■ **Stated exercise**
The entries below contain pictures. Retype everything except those pictures, exactly as given.
--- Begin ---
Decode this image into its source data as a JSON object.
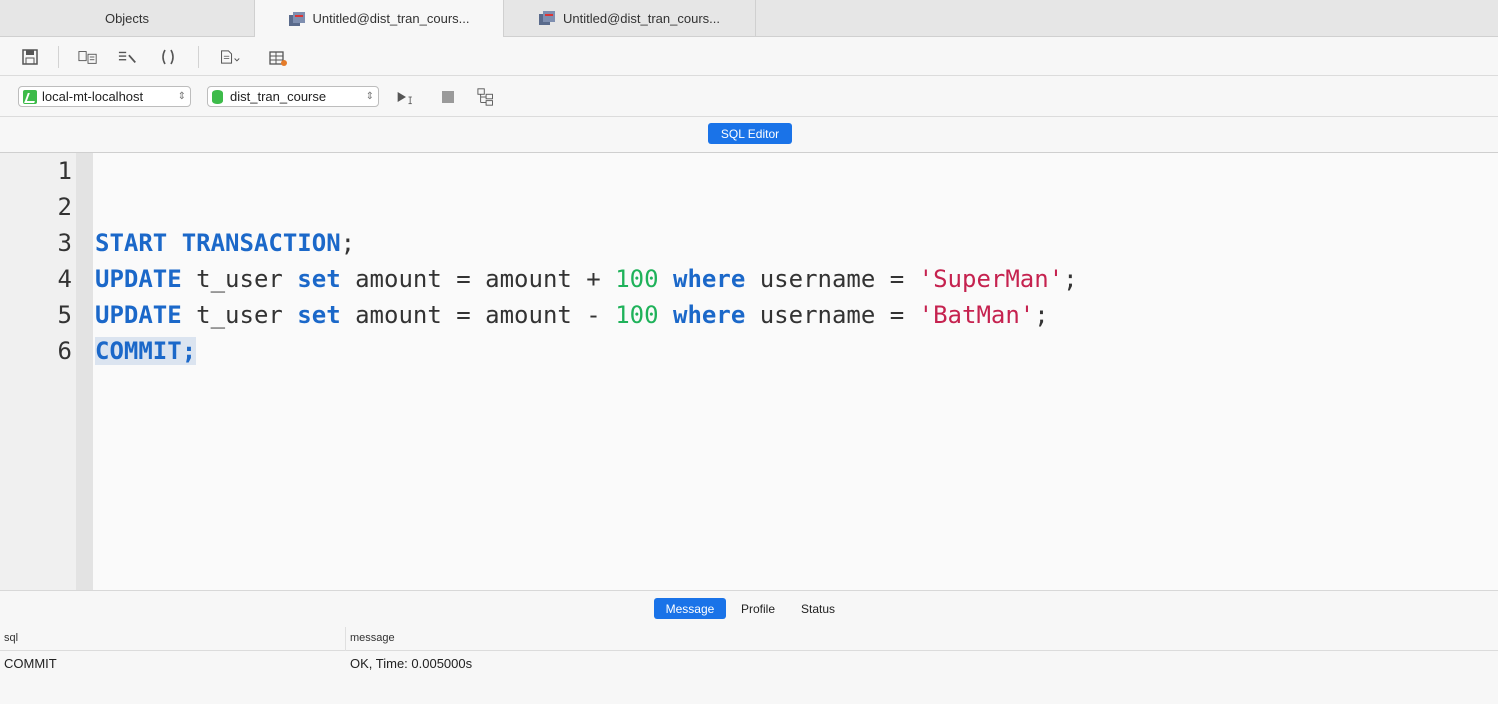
{
  "tabs": [
    {
      "label": "Objects"
    },
    {
      "label": "Untitled@dist_tran_cours..."
    },
    {
      "label": "Untitled@dist_tran_cours..."
    }
  ],
  "toolbar": {
    "icons": [
      "save-icon",
      "format-icon",
      "beautify-icon",
      "brackets-icon",
      "snippet-icon",
      "query-table-icon"
    ]
  },
  "connection": {
    "selected": "local-mt-localhost",
    "database": "dist_tran_course"
  },
  "mode": {
    "label": "SQL Editor"
  },
  "editor": {
    "line_numbers": [
      "1",
      "2",
      "3",
      "4",
      "5",
      "6"
    ],
    "lines": [
      [],
      [],
      [
        {
          "t": "START TRANSACTION",
          "c": "kw"
        },
        {
          "t": ";",
          "c": ""
        }
      ],
      [
        {
          "t": "UPDATE",
          "c": "kw"
        },
        {
          "t": " t_user ",
          "c": ""
        },
        {
          "t": "set",
          "c": "kw"
        },
        {
          "t": " amount = amount + ",
          "c": ""
        },
        {
          "t": "100",
          "c": "num"
        },
        {
          "t": " ",
          "c": ""
        },
        {
          "t": "where",
          "c": "kw"
        },
        {
          "t": " username = ",
          "c": ""
        },
        {
          "t": "'SuperMan'",
          "c": "str"
        },
        {
          "t": ";",
          "c": ""
        }
      ],
      [
        {
          "t": "UPDATE",
          "c": "kw"
        },
        {
          "t": " t_user ",
          "c": ""
        },
        {
          "t": "set",
          "c": "kw"
        },
        {
          "t": " amount = amount - ",
          "c": ""
        },
        {
          "t": "100",
          "c": "num"
        },
        {
          "t": " ",
          "c": ""
        },
        {
          "t": "where",
          "c": "kw"
        },
        {
          "t": " username = ",
          "c": ""
        },
        {
          "t": "'BatMan'",
          "c": "str"
        },
        {
          "t": ";",
          "c": ""
        }
      ],
      [
        {
          "t": "COMMIT;",
          "c": "fn sel"
        }
      ]
    ]
  },
  "results": {
    "tabs": [
      {
        "label": "Message"
      },
      {
        "label": "Profile"
      },
      {
        "label": "Status"
      }
    ],
    "columns": {
      "sql": "sql",
      "message": "message"
    },
    "rows": [
      {
        "sql": "COMMIT",
        "message": "OK, Time: 0.005000s"
      }
    ]
  },
  "colors": {
    "accent": "#1a73e8",
    "keyword": "#1b68c9",
    "number": "#1fb25a",
    "string": "#c5224f"
  }
}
--- End ---
■ **Answer**
Decode this image into its source data as a JSON object.
{
  "tabs": [
    {
      "label": "Objects"
    },
    {
      "label": "Untitled@dist_tran_cours..."
    },
    {
      "label": "Untitled@dist_tran_cours..."
    }
  ],
  "toolbar": {
    "icons": [
      "save-icon",
      "format-icon",
      "beautify-icon",
      "brackets-icon",
      "snippet-icon",
      "query-table-icon"
    ]
  },
  "connection": {
    "selected": "local-mt-localhost",
    "database": "dist_tran_course"
  },
  "mode": {
    "label": "SQL Editor"
  },
  "editor": {
    "line_numbers": [
      "1",
      "2",
      "3",
      "4",
      "5",
      "6"
    ],
    "lines": [
      [],
      [],
      [
        {
          "t": "START TRANSACTION",
          "c": "kw"
        },
        {
          "t": ";",
          "c": ""
        }
      ],
      [
        {
          "t": "UPDATE",
          "c": "kw"
        },
        {
          "t": " t_user ",
          "c": ""
        },
        {
          "t": "set",
          "c": "kw"
        },
        {
          "t": " amount = amount + ",
          "c": ""
        },
        {
          "t": "100",
          "c": "num"
        },
        {
          "t": " ",
          "c": ""
        },
        {
          "t": "where",
          "c": "kw"
        },
        {
          "t": " username = ",
          "c": ""
        },
        {
          "t": "'SuperMan'",
          "c": "str"
        },
        {
          "t": ";",
          "c": ""
        }
      ],
      [
        {
          "t": "UPDATE",
          "c": "kw"
        },
        {
          "t": " t_user ",
          "c": ""
        },
        {
          "t": "set",
          "c": "kw"
        },
        {
          "t": " amount = amount - ",
          "c": ""
        },
        {
          "t": "100",
          "c": "num"
        },
        {
          "t": " ",
          "c": ""
        },
        {
          "t": "where",
          "c": "kw"
        },
        {
          "t": " username = ",
          "c": ""
        },
        {
          "t": "'BatMan'",
          "c": "str"
        },
        {
          "t": ";",
          "c": ""
        }
      ],
      [
        {
          "t": "COMMIT;",
          "c": "fn sel"
        }
      ]
    ]
  },
  "results": {
    "tabs": [
      {
        "label": "Message"
      },
      {
        "label": "Profile"
      },
      {
        "label": "Status"
      }
    ],
    "columns": {
      "sql": "sql",
      "message": "message"
    },
    "rows": [
      {
        "sql": "COMMIT",
        "message": "OK, Time: 0.005000s"
      }
    ]
  },
  "colors": {
    "accent": "#1a73e8",
    "keyword": "#1b68c9",
    "number": "#1fb25a",
    "string": "#c5224f"
  }
}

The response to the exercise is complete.